▶ Written task: The records below must be retyped exactly.

--------------------------------

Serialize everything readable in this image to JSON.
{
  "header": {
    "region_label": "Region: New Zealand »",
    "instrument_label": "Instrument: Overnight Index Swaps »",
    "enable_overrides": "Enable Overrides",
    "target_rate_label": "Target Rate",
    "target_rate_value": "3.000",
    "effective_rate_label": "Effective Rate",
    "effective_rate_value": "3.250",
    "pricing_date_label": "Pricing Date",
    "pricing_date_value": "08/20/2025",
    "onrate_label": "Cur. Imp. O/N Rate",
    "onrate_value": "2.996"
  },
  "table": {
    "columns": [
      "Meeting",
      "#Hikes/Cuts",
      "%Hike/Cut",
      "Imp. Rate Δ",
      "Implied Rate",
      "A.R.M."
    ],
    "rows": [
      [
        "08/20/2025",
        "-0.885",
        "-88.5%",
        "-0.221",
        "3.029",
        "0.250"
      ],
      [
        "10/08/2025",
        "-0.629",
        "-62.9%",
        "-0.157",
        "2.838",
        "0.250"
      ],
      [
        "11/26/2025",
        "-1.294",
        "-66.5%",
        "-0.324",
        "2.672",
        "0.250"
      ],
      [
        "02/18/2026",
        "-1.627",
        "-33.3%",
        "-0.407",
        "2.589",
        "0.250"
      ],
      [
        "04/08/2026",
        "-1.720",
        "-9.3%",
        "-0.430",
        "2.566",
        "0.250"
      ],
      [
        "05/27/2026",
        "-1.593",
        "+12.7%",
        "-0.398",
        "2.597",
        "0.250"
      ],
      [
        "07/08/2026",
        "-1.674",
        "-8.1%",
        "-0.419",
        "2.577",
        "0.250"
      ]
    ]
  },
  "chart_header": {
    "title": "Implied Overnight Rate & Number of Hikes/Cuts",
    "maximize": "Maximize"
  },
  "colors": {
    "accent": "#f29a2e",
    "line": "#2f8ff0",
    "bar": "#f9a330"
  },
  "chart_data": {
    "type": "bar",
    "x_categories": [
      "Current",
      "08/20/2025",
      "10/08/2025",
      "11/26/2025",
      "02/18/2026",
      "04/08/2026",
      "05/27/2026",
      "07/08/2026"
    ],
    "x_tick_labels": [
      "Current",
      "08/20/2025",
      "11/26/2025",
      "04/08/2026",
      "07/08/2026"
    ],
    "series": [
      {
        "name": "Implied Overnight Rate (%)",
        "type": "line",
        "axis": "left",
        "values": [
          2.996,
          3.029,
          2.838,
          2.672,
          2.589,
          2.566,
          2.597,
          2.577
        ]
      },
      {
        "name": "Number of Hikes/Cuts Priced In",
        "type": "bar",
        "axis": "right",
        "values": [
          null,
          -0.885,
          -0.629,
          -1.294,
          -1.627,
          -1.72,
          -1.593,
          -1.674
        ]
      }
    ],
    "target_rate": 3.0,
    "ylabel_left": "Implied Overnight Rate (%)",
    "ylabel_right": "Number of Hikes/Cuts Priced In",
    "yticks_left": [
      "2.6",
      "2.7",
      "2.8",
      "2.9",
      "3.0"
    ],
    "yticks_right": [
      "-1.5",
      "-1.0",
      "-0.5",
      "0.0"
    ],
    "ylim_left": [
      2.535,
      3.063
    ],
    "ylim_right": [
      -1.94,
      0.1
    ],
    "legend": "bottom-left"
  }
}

--------------------------------

▶ Answer to the task:
Serialize everything readable in this image to JSON.
{
  "header": {
    "region_label": "Region: New Zealand »",
    "instrument_label": "Instrument: Overnight Index Swaps »",
    "enable_overrides": "Enable Overrides",
    "target_rate_label": "Target Rate",
    "target_rate_value": "3.000",
    "effective_rate_label": "Effective Rate",
    "effective_rate_value": "3.250",
    "pricing_date_label": "Pricing Date",
    "pricing_date_value": "08/20/2025",
    "onrate_label": "Cur. Imp. O/N Rate",
    "onrate_value": "2.996"
  },
  "table": {
    "columns": [
      "Meeting",
      "#Hikes/Cuts",
      "%Hike/Cut",
      "Imp. Rate Δ",
      "Implied Rate",
      "A.R.M."
    ],
    "rows": [
      [
        "08/20/2025",
        "-0.885",
        "-88.5%",
        "-0.221",
        "3.029",
        "0.250"
      ],
      [
        "10/08/2025",
        "-0.629",
        "-62.9%",
        "-0.157",
        "2.838",
        "0.250"
      ],
      [
        "11/26/2025",
        "-1.294",
        "-66.5%",
        "-0.324",
        "2.672",
        "0.250"
      ],
      [
        "02/18/2026",
        "-1.627",
        "-33.3%",
        "-0.407",
        "2.589",
        "0.250"
      ],
      [
        "04/08/2026",
        "-1.720",
        "-9.3%",
        "-0.430",
        "2.566",
        "0.250"
      ],
      [
        "05/27/2026",
        "-1.593",
        "+12.7%",
        "-0.398",
        "2.597",
        "0.250"
      ],
      [
        "07/08/2026",
        "-1.674",
        "-8.1%",
        "-0.419",
        "2.577",
        "0.250"
      ]
    ]
  },
  "chart_header": {
    "title": "Implied Overnight Rate & Number of Hikes/Cuts",
    "maximize": "Maximize"
  },
  "colors": {
    "accent": "#f29a2e",
    "line": "#2f8ff0",
    "bar": "#f9a330"
  },
  "chart_data": {
    "type": "bar",
    "x_categories": [
      "Current",
      "08/20/2025",
      "10/08/2025",
      "11/26/2025",
      "02/18/2026",
      "04/08/2026",
      "05/27/2026",
      "07/08/2026"
    ],
    "x_tick_labels": [
      "Current",
      "08/20/2025",
      "11/26/2025",
      "04/08/2026",
      "07/08/2026"
    ],
    "series": [
      {
        "name": "Implied Overnight Rate (%)",
        "type": "line",
        "axis": "left",
        "values": [
          2.996,
          3.029,
          2.838,
          2.672,
          2.589,
          2.566,
          2.597,
          2.577
        ]
      },
      {
        "name": "Number of Hikes/Cuts Priced In",
        "type": "bar",
        "axis": "right",
        "values": [
          null,
          -0.885,
          -0.629,
          -1.294,
          -1.627,
          -1.72,
          -1.593,
          -1.674
        ]
      }
    ],
    "target_rate": 3.0,
    "ylabel_left": "Implied Overnight Rate (%)",
    "ylabel_right": "Number of Hikes/Cuts Priced In",
    "yticks_left": [
      "2.6",
      "2.7",
      "2.8",
      "2.9",
      "3.0"
    ],
    "yticks_right": [
      "-1.5",
      "-1.0",
      "-0.5",
      "0.0"
    ],
    "ylim_left": [
      2.535,
      3.063
    ],
    "ylim_right": [
      -1.94,
      0.1
    ],
    "legend": "bottom-left"
  }
}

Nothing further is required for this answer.